Retype, word for word, every line starting at the line with "Output the text content of this document." and ending with the final line of the entries; skip the pictures.

_ _ _ _ _

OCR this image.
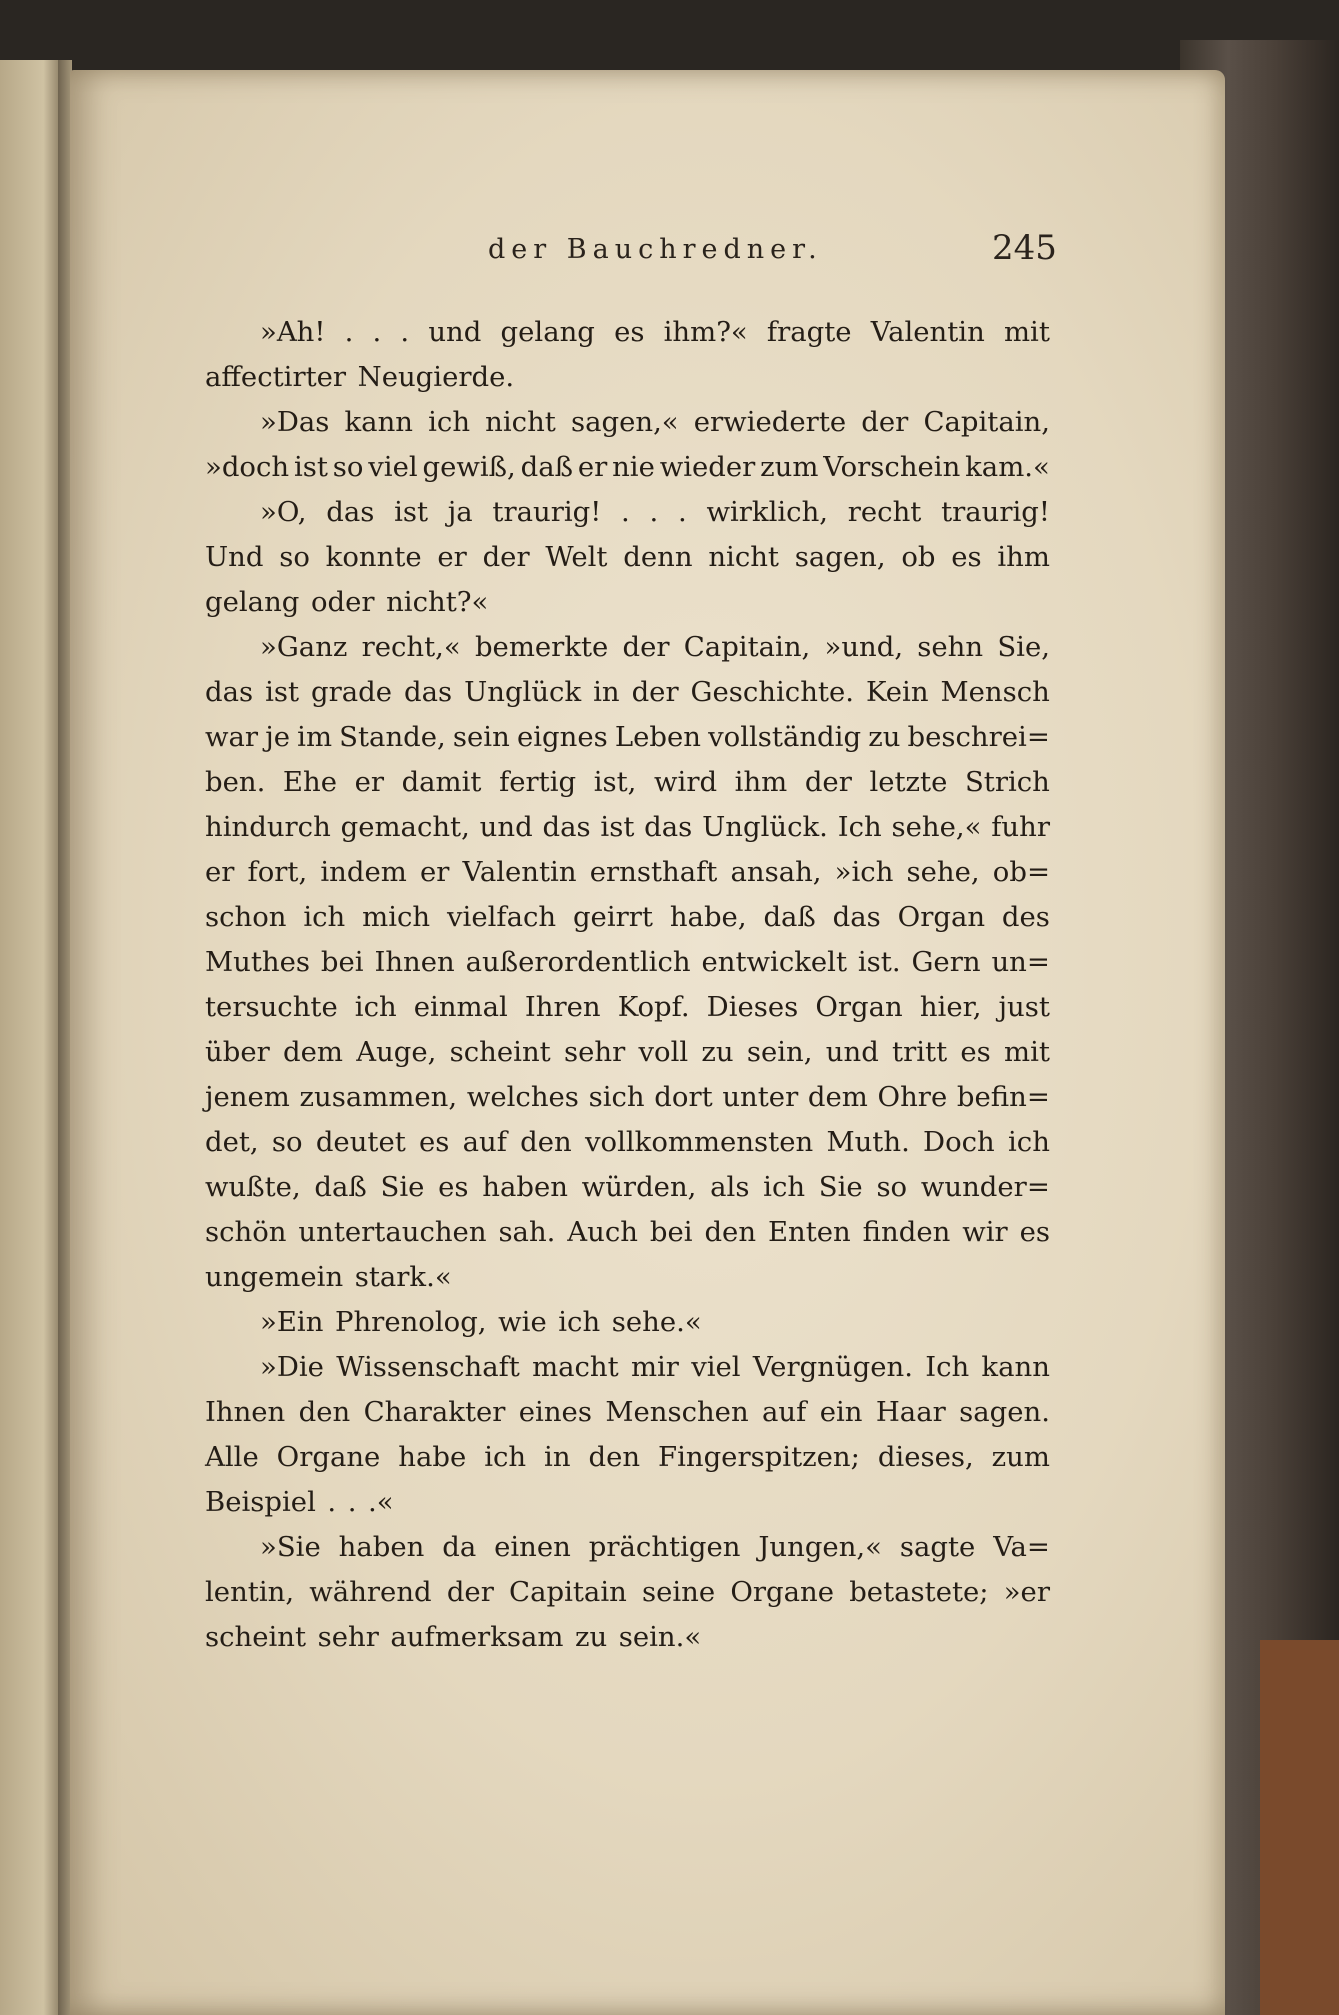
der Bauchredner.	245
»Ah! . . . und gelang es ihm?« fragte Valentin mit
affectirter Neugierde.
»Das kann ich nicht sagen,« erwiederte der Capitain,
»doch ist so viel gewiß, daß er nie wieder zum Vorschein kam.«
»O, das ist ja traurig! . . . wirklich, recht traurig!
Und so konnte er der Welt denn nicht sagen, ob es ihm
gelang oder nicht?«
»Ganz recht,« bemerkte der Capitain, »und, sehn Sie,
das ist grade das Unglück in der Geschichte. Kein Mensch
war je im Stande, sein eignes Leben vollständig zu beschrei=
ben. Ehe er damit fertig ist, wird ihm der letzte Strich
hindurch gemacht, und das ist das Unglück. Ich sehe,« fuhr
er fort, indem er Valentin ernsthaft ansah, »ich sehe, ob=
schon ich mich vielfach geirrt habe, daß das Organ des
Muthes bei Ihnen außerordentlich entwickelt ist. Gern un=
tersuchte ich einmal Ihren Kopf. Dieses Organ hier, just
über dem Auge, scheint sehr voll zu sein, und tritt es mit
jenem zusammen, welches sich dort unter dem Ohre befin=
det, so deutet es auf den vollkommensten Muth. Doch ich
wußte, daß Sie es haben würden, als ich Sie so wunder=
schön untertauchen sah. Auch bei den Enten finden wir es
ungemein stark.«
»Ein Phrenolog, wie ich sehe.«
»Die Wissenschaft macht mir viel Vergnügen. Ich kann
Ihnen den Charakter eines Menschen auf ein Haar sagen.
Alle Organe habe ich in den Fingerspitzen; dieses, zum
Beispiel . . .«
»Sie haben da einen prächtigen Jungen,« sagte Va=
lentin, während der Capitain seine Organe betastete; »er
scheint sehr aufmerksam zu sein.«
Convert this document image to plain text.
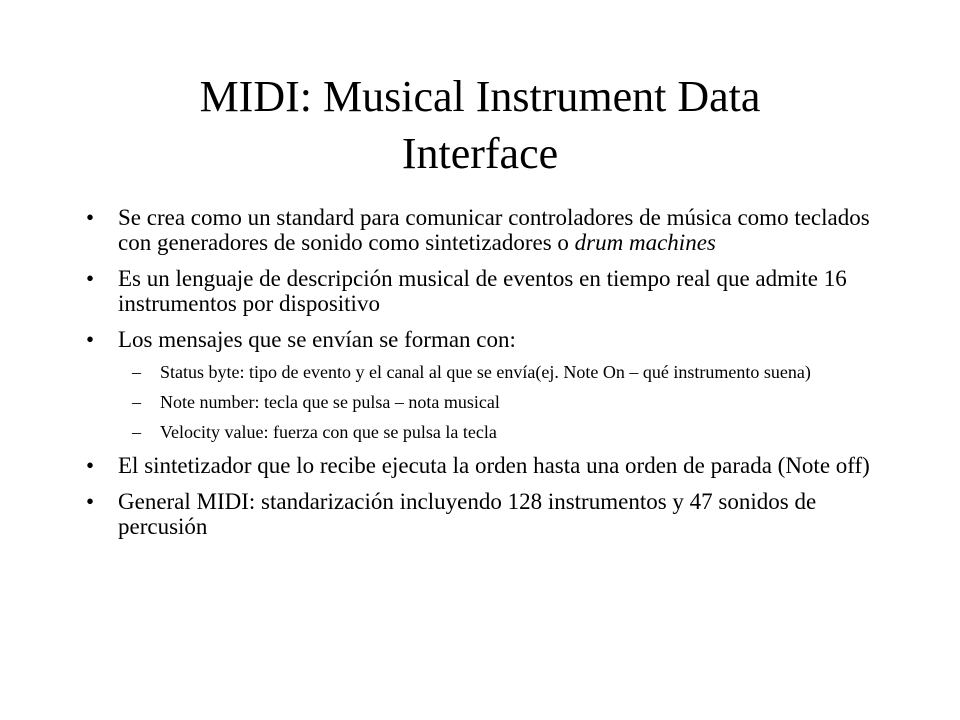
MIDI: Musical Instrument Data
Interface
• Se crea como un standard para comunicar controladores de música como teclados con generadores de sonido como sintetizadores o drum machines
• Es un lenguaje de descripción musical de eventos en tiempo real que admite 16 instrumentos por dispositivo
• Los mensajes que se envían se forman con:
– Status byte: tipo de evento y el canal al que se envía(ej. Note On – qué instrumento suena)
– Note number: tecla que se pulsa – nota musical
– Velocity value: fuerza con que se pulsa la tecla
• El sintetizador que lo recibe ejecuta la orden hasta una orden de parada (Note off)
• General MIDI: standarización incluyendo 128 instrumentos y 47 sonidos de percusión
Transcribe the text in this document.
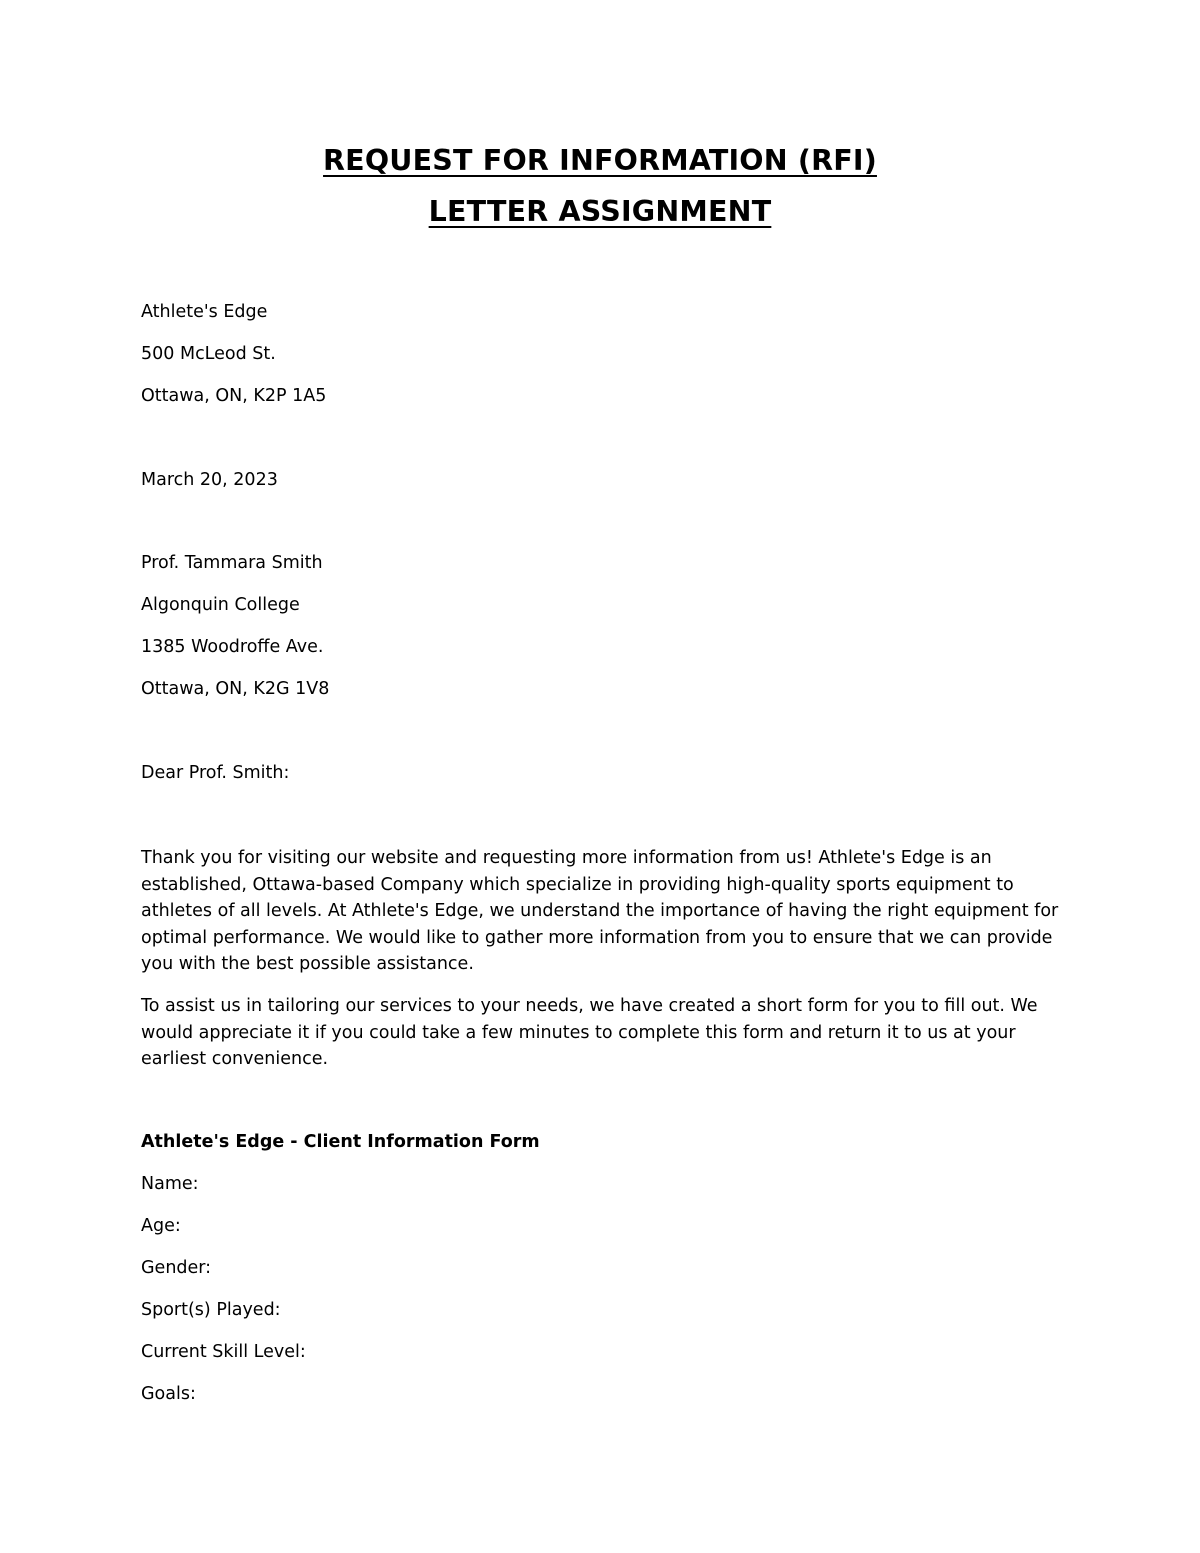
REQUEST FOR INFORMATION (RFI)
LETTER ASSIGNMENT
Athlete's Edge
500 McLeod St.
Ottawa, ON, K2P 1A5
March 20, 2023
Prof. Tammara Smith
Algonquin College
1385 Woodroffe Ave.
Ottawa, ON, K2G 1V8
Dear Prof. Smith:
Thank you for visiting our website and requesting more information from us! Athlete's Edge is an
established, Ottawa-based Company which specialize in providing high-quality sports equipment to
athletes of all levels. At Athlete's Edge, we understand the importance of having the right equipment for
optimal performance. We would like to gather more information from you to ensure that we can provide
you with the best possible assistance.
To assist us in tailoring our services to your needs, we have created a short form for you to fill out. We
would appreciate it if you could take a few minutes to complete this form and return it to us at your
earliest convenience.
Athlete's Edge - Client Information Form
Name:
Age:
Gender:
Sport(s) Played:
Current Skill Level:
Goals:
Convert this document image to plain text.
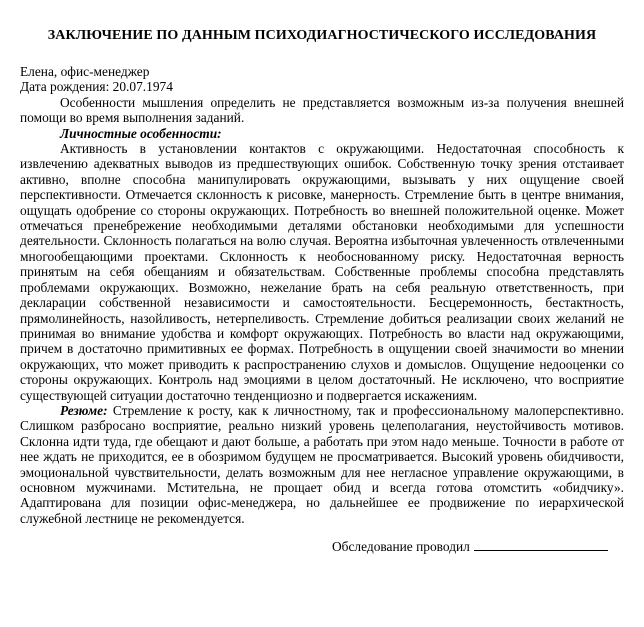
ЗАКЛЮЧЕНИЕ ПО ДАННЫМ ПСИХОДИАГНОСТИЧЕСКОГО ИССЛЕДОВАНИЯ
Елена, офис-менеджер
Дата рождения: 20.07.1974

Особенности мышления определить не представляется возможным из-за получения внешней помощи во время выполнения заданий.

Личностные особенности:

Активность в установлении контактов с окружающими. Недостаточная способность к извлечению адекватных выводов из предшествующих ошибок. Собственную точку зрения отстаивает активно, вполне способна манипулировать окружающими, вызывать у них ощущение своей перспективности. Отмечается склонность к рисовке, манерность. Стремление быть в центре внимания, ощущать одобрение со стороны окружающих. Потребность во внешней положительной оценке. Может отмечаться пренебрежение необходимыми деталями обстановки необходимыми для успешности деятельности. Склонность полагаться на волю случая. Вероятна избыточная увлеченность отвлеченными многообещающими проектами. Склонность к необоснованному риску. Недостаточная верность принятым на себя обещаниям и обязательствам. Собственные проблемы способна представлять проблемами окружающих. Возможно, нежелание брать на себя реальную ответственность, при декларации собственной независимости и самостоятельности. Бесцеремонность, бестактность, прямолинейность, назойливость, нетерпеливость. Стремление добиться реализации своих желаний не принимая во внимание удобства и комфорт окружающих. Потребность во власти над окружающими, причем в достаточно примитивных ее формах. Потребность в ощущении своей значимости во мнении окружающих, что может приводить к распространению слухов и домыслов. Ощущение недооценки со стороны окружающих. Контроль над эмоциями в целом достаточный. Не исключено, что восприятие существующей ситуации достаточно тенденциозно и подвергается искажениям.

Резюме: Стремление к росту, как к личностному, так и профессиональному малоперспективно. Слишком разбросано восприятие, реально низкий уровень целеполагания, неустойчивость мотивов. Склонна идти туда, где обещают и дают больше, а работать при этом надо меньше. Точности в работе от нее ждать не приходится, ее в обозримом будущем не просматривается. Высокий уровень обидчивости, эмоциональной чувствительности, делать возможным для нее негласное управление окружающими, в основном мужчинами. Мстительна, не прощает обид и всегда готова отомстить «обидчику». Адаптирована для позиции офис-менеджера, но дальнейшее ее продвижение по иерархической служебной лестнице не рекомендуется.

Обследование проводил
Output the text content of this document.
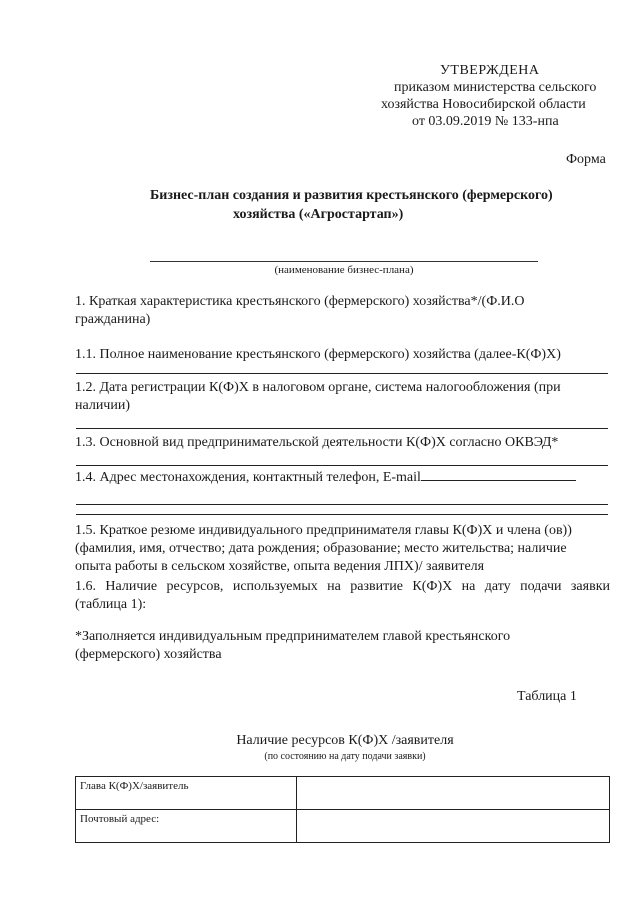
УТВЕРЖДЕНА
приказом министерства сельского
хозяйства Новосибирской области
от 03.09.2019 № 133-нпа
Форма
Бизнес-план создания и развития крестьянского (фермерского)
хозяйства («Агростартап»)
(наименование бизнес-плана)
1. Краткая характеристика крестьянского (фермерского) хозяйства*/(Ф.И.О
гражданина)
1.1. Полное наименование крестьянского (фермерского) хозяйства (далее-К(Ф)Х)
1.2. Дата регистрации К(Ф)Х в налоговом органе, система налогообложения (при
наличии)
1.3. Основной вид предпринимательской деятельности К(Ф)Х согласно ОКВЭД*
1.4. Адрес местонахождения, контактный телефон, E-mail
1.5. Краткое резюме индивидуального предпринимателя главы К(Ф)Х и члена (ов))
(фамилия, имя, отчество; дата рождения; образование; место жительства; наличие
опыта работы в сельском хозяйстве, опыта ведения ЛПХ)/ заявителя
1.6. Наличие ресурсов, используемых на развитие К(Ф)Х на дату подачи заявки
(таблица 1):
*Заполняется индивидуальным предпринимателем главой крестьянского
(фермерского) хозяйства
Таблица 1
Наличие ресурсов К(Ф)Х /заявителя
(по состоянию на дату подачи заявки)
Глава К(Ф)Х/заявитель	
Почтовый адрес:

_ _ _ _ _

- Full solution -
Output the text content of this document.
УТВЕРЖДЕНА
приказом министерства сельского
хозяйства Новосибирской области
от 03.09.2019 № 133-нпа
Форма
Бизнес-план создания и развития крестьянского (фермерского)
хозяйства («Агростартап»)
(наименование бизнес-плана)
1. Краткая характеристика крестьянского (фермерского) хозяйства*/(Ф.И.О
гражданина)
1.1. Полное наименование крестьянского (фермерского) хозяйства (далее-К(Ф)Х)
1.2. Дата регистрации К(Ф)Х в налоговом органе, система налогообложения (при
наличии)
1.3. Основной вид предпринимательской деятельности К(Ф)Х согласно ОКВЭД*
1.4. Адрес местонахождения, контактный телефон, E-mail
1.5. Краткое резюме индивидуального предпринимателя главы К(Ф)Х и члена (ов))
(фамилия, имя, отчество; дата рождения; образование; место жительства; наличие
опыта работы в сельском хозяйстве, опыта ведения ЛПХ)/ заявителя
1.6. Наличие ресурсов, используемых на развитие К(Ф)Х на дату подачи заявки
(таблица 1):
*Заполняется индивидуальным предпринимателем главой крестьянского
(фермерского) хозяйства
Таблица 1
Наличие ресурсов К(Ф)Х /заявителя
(по состоянию на дату подачи заявки)
Глава К(Ф)Х/заявитель	
Почтовый адрес:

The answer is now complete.